**Tugas Anda**
1. Tulis ulang bagian teks tentang pengadaan beras Bulog yang dimulai dari "Mau tidak mau" dan berlanjut sampai "beras ke Bulog.", dengan mengganti "Babinsa" menjadi "Bintara Pembina Desa".
2. Dalam teks tentang pengadaan beras Bulog, berapa rerata rendemen pengolahan per 20 September 2025?
3. Teruskan teks tentang pengadaan beras Bulog mulai setelah kalimat terakhirnya.

Ketika ditargetkan menyerap 3 juta ton setara beras, eksperimentasi baru ini membuat Bulog sebagai operator kedodoran. Itu tampak pada awal-awal penyerapan. Saat ini Bulog memiliki 10 sentra pengolahan padi dan 7 sentra pengolahan beras di berbagai wilayah. Dengan kapasitas giling 6 ton per jam dan asumsi kerja 10 jam sehari dan 25 hari per bulan total produksi hanya 18 ribu ton beras per bulan atau 306 ribu ton per tahun. Hanya sekitar 10% dari target pengadaan atau 1% dari konsumsi nasional.
Mau tidak mau Bulog harus menjalin dengan mitra penggilingan untuk menyerap gabah di petani. Termasuk melibatkan Babinsa dan Babinkamtibmas di desa-desa sebagai “penghubung” Bulog dengan petani. Lewat sistem maklon atau jual jasa para mitra, target bisa dipenuhi. Tercatat akhir Agustus 2025 pengadaan mencapai 2.974.453 ton beras. Sistem maklon memang memungkinkan para mitra tetap bisa bekerja dan menyetor beras ke Bulog meski harga gabah di atas HPP: Rp6.500 per kg. Caranya, dengan “otak-atik” angka rendemen mitra maklon tetap lancar menyerap gabah dan menyetor beras ke Bulog.
Akan tetapi, dampak dari praktik ini adalah rendemen pengolahan tidak pasti alias rendah. Data per 20 September 2025, rerata rendemen hanya 50,8%. Ujungnya, harga beras pengadaan Buloh jadi mahal: Rp14.404 per kg. Harga ini belum memperhitungkan hasil samping: dedak, bekatul, dan menir. Kalaupun dihitung, harga beras diperkirakan Rp14.104 – Rp14.154 per kg. Lebih mahal dari HPP beras di gudang Bulog: Rp12.000 per kg.

**Baris Data**

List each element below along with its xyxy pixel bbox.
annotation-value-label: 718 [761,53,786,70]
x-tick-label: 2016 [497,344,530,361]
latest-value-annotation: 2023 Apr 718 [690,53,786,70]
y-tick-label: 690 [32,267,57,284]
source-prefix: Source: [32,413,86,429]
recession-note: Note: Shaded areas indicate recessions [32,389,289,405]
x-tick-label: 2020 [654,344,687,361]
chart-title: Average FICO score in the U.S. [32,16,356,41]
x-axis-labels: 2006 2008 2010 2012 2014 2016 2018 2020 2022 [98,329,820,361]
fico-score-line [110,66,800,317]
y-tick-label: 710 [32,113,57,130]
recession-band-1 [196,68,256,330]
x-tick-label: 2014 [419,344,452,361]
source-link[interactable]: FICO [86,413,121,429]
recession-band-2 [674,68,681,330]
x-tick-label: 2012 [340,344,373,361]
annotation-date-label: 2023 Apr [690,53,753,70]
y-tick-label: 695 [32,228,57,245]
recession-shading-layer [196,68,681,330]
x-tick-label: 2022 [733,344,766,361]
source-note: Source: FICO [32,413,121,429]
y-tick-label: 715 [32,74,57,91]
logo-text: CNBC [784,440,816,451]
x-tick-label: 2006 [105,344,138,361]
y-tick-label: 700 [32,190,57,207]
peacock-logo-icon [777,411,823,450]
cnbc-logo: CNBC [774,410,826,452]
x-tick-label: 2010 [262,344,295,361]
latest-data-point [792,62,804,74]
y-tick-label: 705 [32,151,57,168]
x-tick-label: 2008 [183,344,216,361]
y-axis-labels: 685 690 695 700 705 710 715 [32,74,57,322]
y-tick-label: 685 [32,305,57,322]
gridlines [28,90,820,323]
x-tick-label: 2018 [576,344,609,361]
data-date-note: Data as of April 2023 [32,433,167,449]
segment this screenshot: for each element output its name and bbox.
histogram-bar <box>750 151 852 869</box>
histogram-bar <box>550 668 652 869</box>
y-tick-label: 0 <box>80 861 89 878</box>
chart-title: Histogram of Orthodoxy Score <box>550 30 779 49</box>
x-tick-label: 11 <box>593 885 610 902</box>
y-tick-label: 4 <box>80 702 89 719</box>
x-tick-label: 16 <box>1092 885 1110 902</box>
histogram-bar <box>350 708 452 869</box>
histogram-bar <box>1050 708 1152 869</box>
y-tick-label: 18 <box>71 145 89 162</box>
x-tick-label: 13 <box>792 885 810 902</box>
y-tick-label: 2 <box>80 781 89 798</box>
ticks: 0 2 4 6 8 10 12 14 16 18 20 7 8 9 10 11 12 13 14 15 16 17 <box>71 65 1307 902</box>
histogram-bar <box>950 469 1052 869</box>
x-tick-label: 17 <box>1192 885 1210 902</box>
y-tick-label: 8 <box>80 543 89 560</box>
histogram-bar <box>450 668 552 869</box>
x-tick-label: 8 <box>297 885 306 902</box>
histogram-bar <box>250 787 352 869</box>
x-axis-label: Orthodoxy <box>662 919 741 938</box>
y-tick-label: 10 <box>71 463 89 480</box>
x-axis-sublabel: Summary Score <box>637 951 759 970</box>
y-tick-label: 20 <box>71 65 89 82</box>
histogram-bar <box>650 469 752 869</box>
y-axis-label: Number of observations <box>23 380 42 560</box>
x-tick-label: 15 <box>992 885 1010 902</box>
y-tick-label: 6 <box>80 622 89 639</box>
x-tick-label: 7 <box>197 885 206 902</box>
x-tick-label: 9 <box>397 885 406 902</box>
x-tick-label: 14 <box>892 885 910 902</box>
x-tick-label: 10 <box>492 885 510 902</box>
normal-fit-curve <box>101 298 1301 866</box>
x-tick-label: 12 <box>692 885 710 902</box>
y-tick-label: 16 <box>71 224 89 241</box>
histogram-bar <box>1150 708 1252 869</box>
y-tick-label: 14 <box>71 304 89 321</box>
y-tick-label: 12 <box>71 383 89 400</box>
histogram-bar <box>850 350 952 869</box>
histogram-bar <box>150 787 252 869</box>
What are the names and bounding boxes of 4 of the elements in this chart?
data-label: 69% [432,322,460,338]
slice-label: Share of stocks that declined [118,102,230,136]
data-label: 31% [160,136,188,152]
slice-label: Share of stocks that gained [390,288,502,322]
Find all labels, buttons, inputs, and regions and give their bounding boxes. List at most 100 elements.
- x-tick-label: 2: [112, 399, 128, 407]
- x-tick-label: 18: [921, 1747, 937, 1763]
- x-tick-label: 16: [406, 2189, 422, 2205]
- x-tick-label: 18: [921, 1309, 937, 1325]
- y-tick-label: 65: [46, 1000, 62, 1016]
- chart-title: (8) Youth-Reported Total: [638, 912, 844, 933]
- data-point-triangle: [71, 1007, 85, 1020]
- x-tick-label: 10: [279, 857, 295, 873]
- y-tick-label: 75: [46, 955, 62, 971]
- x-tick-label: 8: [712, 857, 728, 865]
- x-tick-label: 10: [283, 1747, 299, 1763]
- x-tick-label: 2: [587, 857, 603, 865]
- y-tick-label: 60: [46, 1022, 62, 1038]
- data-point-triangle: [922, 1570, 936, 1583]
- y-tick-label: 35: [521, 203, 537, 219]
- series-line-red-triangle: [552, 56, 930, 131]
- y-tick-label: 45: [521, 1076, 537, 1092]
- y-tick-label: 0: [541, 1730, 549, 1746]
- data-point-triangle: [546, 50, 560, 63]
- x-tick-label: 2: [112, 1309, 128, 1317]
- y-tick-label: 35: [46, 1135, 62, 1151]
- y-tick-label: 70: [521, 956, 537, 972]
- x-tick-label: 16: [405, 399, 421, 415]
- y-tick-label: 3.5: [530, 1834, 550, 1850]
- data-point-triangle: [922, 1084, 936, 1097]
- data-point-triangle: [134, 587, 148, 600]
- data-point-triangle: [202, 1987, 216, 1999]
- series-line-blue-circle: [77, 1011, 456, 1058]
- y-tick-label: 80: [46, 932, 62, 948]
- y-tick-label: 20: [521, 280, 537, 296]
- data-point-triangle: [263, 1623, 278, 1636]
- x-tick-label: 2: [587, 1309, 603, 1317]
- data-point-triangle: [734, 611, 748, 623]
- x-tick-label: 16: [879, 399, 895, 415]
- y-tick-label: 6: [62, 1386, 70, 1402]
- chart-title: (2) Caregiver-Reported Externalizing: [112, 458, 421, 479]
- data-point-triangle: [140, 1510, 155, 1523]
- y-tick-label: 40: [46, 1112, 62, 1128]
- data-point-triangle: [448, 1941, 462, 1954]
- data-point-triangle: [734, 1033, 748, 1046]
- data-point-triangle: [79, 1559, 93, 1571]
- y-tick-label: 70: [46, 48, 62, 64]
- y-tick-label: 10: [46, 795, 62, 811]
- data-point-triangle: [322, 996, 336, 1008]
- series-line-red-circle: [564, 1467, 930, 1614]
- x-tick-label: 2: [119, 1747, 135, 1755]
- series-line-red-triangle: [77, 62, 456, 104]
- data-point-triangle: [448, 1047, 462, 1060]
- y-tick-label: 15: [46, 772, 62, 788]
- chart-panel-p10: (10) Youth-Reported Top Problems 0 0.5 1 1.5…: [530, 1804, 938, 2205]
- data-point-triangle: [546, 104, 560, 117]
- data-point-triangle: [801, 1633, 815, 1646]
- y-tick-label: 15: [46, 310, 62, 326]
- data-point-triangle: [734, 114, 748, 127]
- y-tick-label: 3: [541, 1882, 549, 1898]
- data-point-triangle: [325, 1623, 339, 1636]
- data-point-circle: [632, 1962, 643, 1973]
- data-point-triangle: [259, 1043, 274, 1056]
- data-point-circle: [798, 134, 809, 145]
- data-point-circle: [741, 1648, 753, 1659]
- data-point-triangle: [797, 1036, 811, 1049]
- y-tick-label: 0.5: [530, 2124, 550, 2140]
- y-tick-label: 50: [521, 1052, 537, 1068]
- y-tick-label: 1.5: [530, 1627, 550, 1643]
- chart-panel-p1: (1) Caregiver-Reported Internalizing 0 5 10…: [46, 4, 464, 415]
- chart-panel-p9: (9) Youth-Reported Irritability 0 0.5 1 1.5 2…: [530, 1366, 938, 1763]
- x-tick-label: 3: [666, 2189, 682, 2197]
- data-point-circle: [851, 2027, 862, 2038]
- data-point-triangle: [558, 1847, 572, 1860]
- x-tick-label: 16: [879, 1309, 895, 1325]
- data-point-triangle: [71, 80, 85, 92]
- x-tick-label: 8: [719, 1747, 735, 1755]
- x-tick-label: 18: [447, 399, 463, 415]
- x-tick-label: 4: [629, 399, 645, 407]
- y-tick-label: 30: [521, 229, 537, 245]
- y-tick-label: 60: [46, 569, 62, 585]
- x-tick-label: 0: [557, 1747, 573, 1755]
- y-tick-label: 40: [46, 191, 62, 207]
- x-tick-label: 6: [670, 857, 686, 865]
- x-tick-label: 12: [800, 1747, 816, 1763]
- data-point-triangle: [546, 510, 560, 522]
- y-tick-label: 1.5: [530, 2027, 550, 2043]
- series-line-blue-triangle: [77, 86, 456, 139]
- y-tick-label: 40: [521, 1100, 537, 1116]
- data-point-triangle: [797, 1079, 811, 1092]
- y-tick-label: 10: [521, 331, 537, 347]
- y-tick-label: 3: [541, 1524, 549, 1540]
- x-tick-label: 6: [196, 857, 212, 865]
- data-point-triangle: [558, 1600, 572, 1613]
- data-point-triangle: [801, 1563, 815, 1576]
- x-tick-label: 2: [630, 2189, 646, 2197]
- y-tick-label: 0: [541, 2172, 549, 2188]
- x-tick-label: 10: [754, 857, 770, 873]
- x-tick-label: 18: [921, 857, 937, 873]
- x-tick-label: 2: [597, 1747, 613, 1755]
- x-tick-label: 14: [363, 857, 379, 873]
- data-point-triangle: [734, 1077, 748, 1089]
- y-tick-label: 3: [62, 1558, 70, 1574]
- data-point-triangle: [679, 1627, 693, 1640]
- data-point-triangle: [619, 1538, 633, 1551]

**Hasil**
1.
Mau tidak mau Bulog harus menjalin dengan mitra penggilingan untuk menyerap gabah di petani. Termasuk melibatkan Bintara Pembina Desa dan Babinkamtibmas di desa-desa sebagai “penghubung” Bulog dengan petani. Lewat sistem maklon atau jual jasa para mitra, target bisa dipenuhi. Tercatat akhir Agustus 2025 pengadaan mencapai 2.974.453 ton beras. Sistem maklon memang memungkinkan para mitra tetap bisa bekerja dan menyetor beras ke Bulog meski harga gabah di atas HPP: Rp6.500 per kg. Caranya, dengan “otak-atik” angka rendemen mitra maklon tetap lancar menyerap gabah dan menyetor beras ke Bulog.

2. 50,8%

3.
Harga beras hasil pengadaan ini akan memengaruhi harga pokok beras (HPB) Bulog yang harus dibayar pemerintah. Hampir bisa dipastikan HPB Bulog akan amat mahal. HPB antara lain mencakup biaya pengolahan dan giling gabah, biaya angkutan dan distribusi, biaya bunga bank, biaya penyimpanan dan perawatan, serta biaya manajemen dan operasional. HPB dari penyerapan gabah semua kualitas dipastikan lebih mahal dari pengadaan berbentuk beras atau GKP bersyarat kualitas dan ada rafaksi harga.
Seperti di bidang lain, di industri perberasan pun berlaku kaidah Garbage In, Garbage Out (GIGO): kualitas masukan menentukan kualitas keluaran. Gabah kualitas rendah akan menghasilkan beras bermutu rendah juga. Beras seperti ini tidak bisa disimpan lama. Dengan stok beras di gudang Bulog 3,9 juta ton, ada kebutuhan mendesak segera disalurkan. Jika disimpan lama selain berpotensi susut volume, turun mutu, dan bahkan rusak, juga membebani biaya perawatan. Jika rusak kerugiannya kian besar.
Dampak lain, yang boleh jadi tidak terpikirkan para pembuat kebijakan, adalah potensi penurunan produksi beras. Kualitas beras ditentukan kualitas gabah. Gabah any quality membuat ketidakpastian rendemen dan kualitas beras. Bisa dipastikan gabah any quality membuat rendemen dan kualitas beras turun. Ujung akhirnya produksi beras turun. Potensi penurunan ini belum masuk kalkulasi proyeksi produksi BPS.
Penyerapan GKP semua kualitas juga mempertaruhkan reputasi Bulog. Ini terkait kualitas beras yang tidak baik sebagai konsekuensi penyerapan GKP semua kualitas. Dua tahun terakhir, reputasi Bulog di masyarakat relatif baik. Bukan saja karena kehadiran aneka merek beras premium, tapi juga beras Stabilisasi Pasokan dan Harga Pangan (SPHP) yang bermutu baik. Reputasi baik ini berpotensi kembali tersungkur.
Adalah benar petani diuntungkan oleh kebijakan GKP semua kualitas dan tanpa rafaksi harga. Penggilingan kecil yang kesulitan berkompetisi mendapatkan gabah juga bisa bekerja dengan jadi mitra maklon Bulog. Akan tetapi, jika ditimbang dalam neraca baik-buruk, kebijakan ini diyakini lebih banyak keburukan ketimbang kebaikannya. Sebaiknya pemerintah mengevaluasi secara menyeluruh sebelum melanjutkan beleid ini.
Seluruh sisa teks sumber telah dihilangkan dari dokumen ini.